→ **Tarefas a realizar**
A: Segundo o artigo de opinião sobre o novo ano, qual é a única certeza para o ano que vem?
B: Transcreva o trecho do artigo de opinião sobre o novo ano compreendido entre "Será que em" e "partes em confronto.", inclusive, substituindo "Venezuela" por "Bolívia".
C: Dê seguimento ao artigo de opinião sobre as incertezas do novo ano, a partir da última frase apresentada.

→ **Excerto fornecido**
○ ○ ○ ○ ○ ○ ○

Opinião

A única certeza para o novo ano

Na verdade, a única certeza para o ano que vem é que continuaremos a ser portugueses, periféricos e pimpões. Graças a Deus.

Será que em 2018 o conflito verbal entre a Coreia do Norte e os EUA vai degenerar numa guerra, nuclear ou não? É pouco provável, mas não é impossível. E em Angola? Para além do combate à corrupção e ao nepotismo já iniciado, será que o novo Presidente vai querer assegurar as liberdades fundamentais para os seus cidadãos, nomeadamente a liberdade de expressão e de manifestação? Não é evidente que assim venha a acontecer, mas muito vai depender da capacidade da oposição de mobilizar a opinião pública angolana para a importância do respeito dos direitos fundamentais. Na Venezuela, infelizmente, o mais provável é que o novo ano traga o aprofundamento da crise económica com o aumento da miséria, da repressão e a radicalização das partes em confronto.

○ ○ ○ ○ ○ ○ ○

→ **Registos apresentados**

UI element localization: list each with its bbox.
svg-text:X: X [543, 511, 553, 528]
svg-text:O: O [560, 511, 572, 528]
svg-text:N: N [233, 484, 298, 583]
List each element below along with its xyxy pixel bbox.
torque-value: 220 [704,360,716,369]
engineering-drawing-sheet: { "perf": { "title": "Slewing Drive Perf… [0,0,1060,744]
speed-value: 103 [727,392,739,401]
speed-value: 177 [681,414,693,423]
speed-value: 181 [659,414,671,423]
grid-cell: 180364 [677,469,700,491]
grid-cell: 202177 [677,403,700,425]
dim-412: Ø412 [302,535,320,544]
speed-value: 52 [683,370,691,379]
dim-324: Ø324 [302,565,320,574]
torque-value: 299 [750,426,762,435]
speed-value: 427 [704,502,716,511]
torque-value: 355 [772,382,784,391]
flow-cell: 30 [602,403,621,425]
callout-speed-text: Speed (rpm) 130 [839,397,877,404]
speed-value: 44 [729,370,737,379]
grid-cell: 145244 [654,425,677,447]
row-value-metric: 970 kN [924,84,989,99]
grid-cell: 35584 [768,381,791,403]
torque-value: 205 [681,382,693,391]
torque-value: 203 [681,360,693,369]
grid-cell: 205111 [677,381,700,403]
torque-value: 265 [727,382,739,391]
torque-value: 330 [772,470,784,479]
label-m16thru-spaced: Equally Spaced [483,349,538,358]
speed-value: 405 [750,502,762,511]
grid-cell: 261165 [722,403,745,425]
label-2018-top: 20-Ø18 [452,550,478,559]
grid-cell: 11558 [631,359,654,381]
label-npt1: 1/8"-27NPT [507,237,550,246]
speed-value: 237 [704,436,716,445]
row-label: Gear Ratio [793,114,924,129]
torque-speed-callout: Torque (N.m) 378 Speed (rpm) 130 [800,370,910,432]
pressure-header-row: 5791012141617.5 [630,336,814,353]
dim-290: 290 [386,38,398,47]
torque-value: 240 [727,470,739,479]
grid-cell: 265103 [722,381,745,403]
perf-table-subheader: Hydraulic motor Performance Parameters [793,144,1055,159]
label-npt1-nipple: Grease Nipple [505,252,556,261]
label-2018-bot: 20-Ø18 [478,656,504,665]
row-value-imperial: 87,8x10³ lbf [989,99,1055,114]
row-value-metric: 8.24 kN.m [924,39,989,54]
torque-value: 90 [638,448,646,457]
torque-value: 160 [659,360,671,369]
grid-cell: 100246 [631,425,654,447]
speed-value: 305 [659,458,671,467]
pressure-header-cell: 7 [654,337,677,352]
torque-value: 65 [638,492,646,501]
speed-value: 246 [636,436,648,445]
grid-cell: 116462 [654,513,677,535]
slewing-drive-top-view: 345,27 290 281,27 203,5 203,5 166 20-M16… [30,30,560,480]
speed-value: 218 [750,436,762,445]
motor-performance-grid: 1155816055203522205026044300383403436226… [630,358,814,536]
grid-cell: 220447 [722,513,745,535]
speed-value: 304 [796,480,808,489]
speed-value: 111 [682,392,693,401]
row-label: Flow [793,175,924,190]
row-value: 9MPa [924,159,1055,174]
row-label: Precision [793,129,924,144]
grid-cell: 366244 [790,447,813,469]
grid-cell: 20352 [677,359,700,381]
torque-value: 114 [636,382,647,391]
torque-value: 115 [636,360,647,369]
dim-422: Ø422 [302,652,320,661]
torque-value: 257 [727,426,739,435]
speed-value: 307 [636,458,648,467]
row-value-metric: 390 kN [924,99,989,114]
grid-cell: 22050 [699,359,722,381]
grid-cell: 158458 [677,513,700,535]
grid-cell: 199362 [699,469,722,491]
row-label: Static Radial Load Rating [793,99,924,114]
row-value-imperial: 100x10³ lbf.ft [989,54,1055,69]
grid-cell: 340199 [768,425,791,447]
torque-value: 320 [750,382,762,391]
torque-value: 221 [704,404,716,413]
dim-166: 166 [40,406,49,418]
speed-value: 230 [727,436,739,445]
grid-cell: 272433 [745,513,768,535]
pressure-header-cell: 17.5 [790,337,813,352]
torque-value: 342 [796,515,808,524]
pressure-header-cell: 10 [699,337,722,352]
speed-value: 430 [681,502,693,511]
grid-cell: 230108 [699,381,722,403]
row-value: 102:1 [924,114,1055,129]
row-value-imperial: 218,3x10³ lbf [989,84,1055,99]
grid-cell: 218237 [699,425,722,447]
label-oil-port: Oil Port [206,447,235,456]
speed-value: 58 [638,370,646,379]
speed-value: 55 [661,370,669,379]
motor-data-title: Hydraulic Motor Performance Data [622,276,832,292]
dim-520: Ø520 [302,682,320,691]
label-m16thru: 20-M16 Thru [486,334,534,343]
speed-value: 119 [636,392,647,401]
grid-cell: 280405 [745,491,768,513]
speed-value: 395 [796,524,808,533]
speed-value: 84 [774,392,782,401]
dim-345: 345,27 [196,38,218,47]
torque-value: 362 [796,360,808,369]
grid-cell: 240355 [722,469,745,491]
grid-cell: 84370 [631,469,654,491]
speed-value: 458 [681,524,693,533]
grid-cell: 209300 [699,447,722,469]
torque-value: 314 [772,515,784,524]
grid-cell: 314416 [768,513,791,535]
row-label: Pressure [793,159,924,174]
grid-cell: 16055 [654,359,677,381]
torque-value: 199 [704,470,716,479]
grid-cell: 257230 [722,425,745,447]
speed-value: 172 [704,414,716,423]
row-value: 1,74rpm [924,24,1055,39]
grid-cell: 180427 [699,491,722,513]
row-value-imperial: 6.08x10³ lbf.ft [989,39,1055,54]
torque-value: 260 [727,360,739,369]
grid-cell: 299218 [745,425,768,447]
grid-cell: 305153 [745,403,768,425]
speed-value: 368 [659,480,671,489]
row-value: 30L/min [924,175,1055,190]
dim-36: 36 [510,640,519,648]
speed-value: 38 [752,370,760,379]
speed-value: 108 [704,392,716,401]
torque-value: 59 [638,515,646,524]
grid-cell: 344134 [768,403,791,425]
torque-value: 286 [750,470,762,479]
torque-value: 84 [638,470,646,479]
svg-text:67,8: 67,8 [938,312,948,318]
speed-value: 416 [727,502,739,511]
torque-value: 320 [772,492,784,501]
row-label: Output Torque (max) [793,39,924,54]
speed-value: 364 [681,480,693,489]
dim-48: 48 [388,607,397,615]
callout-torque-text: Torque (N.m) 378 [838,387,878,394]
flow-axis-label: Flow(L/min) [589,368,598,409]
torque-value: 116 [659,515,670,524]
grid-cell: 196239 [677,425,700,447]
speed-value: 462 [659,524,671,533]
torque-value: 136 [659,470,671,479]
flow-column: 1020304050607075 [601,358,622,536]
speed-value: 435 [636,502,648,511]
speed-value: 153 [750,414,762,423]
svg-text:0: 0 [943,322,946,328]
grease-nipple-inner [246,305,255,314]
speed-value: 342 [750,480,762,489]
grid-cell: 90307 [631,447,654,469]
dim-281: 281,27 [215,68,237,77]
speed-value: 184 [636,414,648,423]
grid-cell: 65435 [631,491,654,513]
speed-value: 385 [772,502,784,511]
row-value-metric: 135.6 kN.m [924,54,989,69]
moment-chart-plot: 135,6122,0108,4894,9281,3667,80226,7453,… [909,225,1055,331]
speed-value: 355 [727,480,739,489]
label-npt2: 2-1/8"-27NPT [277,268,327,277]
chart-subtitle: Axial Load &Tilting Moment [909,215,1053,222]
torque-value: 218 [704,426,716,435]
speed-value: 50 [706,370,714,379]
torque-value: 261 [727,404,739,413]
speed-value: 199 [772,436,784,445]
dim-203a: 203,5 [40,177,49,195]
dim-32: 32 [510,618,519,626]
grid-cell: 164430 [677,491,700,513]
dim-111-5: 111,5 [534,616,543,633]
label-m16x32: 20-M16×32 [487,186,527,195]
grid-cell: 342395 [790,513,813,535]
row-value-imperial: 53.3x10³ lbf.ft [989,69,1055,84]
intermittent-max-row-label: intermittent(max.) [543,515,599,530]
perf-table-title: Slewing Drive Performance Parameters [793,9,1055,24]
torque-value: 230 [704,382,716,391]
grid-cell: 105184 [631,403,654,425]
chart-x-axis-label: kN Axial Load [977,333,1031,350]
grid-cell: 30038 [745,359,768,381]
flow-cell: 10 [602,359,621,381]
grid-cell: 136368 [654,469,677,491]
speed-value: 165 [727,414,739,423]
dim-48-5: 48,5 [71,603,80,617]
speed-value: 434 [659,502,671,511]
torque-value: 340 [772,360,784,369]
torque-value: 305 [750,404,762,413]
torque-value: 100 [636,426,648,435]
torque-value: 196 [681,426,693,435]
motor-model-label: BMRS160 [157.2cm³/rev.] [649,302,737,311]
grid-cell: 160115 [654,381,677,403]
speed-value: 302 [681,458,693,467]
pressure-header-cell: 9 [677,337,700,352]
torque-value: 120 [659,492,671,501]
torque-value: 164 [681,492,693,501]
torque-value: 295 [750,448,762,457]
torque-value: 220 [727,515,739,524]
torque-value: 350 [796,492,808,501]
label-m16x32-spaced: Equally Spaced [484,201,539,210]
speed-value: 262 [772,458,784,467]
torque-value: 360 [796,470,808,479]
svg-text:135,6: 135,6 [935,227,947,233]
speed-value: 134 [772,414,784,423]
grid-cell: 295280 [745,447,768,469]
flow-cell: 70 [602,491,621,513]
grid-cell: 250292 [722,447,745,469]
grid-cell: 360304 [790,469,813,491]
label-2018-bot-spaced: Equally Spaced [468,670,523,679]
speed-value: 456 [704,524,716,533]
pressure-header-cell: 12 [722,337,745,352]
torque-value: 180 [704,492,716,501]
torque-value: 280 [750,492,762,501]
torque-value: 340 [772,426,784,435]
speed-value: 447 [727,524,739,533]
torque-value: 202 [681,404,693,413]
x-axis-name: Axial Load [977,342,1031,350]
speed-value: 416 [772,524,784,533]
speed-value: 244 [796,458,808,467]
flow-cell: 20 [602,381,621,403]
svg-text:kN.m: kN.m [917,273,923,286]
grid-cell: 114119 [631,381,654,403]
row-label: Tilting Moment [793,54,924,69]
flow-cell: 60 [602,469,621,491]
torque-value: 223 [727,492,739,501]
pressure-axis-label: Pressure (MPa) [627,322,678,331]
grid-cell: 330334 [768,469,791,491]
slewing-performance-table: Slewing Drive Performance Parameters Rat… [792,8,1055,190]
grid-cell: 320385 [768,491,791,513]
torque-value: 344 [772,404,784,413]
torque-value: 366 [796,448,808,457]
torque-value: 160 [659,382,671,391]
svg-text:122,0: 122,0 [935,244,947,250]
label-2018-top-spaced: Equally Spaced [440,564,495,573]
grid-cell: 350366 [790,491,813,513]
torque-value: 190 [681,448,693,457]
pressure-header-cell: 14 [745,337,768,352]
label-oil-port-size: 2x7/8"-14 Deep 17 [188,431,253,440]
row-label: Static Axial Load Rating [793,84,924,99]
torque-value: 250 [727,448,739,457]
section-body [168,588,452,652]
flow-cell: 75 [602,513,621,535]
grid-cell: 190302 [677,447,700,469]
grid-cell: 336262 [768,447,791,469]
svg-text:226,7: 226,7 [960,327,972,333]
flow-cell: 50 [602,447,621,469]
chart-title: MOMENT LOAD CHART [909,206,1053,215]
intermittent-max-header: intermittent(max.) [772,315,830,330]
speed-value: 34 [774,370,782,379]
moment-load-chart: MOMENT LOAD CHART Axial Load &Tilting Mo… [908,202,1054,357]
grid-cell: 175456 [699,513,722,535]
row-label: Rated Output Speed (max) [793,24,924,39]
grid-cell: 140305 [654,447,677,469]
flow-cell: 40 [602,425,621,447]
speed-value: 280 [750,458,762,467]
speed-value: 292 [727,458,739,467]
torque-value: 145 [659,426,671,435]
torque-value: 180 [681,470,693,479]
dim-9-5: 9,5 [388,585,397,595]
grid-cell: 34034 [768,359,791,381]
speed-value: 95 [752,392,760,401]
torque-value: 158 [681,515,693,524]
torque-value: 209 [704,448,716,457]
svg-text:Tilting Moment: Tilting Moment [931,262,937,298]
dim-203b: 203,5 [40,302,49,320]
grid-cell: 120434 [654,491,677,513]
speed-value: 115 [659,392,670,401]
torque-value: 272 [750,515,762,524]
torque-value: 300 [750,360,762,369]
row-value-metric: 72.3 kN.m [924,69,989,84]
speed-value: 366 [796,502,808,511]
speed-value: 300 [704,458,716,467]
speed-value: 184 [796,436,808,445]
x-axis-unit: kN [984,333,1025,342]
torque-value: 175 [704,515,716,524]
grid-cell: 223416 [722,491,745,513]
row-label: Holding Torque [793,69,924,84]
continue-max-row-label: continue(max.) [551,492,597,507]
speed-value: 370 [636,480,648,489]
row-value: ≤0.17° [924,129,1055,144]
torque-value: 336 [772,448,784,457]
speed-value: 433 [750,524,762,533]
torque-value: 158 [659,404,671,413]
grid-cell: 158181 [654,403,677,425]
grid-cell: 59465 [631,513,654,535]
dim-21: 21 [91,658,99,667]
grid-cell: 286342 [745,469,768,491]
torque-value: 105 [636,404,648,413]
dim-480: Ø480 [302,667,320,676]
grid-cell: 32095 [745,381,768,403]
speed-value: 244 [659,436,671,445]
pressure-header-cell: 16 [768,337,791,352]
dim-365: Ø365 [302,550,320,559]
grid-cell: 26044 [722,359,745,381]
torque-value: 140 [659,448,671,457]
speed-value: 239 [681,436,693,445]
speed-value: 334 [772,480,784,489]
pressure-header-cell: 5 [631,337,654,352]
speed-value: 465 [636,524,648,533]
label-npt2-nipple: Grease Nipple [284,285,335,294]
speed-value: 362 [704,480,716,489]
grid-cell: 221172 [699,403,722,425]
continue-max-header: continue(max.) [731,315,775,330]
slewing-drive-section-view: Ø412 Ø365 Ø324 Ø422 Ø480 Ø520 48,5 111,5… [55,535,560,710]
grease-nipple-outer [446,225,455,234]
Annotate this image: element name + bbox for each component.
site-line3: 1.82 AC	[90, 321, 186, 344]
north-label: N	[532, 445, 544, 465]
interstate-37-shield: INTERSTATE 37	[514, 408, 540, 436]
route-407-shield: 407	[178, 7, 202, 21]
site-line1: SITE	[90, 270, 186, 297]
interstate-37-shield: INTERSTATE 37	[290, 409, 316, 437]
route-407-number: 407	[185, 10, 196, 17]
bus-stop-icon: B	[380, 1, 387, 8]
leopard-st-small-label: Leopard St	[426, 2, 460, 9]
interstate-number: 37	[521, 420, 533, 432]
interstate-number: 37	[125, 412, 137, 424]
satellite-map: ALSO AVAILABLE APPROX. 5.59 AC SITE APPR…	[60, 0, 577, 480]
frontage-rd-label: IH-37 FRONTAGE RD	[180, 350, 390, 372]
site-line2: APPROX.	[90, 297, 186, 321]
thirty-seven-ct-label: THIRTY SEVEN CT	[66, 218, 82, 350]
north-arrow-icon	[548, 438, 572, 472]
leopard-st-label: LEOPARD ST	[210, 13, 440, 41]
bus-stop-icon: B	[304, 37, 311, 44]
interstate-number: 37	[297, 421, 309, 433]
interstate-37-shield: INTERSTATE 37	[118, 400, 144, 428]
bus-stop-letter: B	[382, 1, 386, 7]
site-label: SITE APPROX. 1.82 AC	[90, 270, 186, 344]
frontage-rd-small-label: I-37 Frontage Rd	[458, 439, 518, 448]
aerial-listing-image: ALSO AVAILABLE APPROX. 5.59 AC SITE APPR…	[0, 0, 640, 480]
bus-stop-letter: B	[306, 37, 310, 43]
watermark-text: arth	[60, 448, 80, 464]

○ ○ ○ ○ ○ ○ ○

→ **Respostas por item**
A: Que continuaremos a ser portugueses, periféricos e pimpões.

B:
Será que em 2018 o conflito verbal entre a Coreia do Norte e os EUA vai degenerar numa guerra, nuclear ou não? É pouco provável, mas não é impossível. E em Angola? Para além do combate à corrupção e ao nepotismo já iniciado, será que o novo Presidente vai querer assegurar as liberdades fundamentais para os seus cidadãos, nomeadamente a liberdade de expressão e de manifestação? Não é evidente que assim venha a acontecer, mas muito vai depender da capacidade da oposição de mobilizar a opinião pública angolana para a importância do respeito dos direitos fundamentais. Na Bolívia, infelizmente, o mais provável é que o novo ano traga o aprofundamento da crise económica com o aumento da miséria, da repressão e a radicalização das partes em confronto.

C:
A nível do nosso país, continuará a diminuir o desemprego e a economia a crescer? É provável que sim, se os ventos da Europa e do mundo continuarem a soprar favoráveis e se o Governo e os seus apoiantes não se excitarem demasiado com a aproximação do novo ciclo eleitoral. Em 2018, o lobby da energia vai continuar muito forte, os direitos dos consumidores continuarão a ser maltratados e certamente que teremos mais alguns escândalos político-económicos cuja existência, nesta altura, ainda ignoramos. Na Justiça, espera-se que a informatização do sistema judicial melhore e que a Procuradoria-Geral da República continue a trabalhar.

Mas, na verdade, a única certeza para o ano que vem é que continuaremos a ser portugueses, periféricos e pimpões. Graças a Deus.